» **EXERCISE DESCRIPTION**
From the listing below, return each line that includes "para".

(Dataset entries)
════════

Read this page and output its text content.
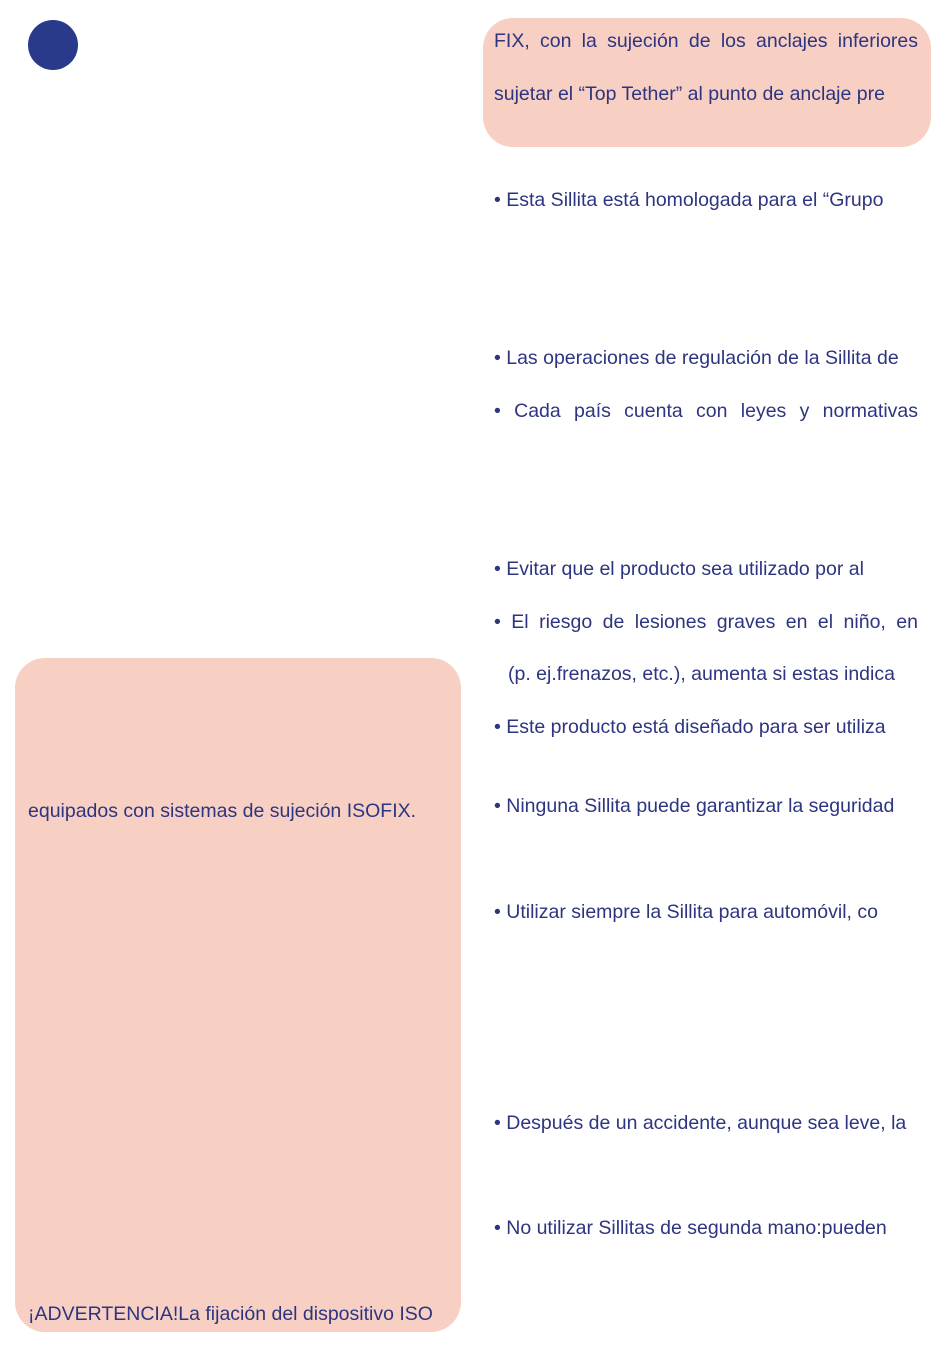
FIX, con la sujeción de los anclajes inferiores
sujetar el “Top Tether” al punto de anclaje pre
• Esta Sillita está homologada para el “Grupo
• Las operaciones de regulación de la Sillita de
• Cada país cuenta con leyes y normativas
• Evitar que el producto sea utilizado por al
• El riesgo de lesiones graves en el niño, en
(p. ej.frenazos, etc.), aumenta si estas indica
• Este producto está diseñado para ser utiliza
• Ninguna Sillita puede garantizar la seguridad
• Utilizar siempre la Sillita para automóvil, co
• Después de un accidente, aunque sea leve, la
• No utilizar Sillitas de segunda mano:pueden
equipados con sistemas de sujeción ISOFIX.
¡ADVERTENCIA!La fijación del dispositivo ISO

════════

» **RESPONSE**
• Esta Sillita está homologada para el “Grupo
• Este producto está diseñado para ser utiliza
• Utilizar siempre la Sillita para automóvil, co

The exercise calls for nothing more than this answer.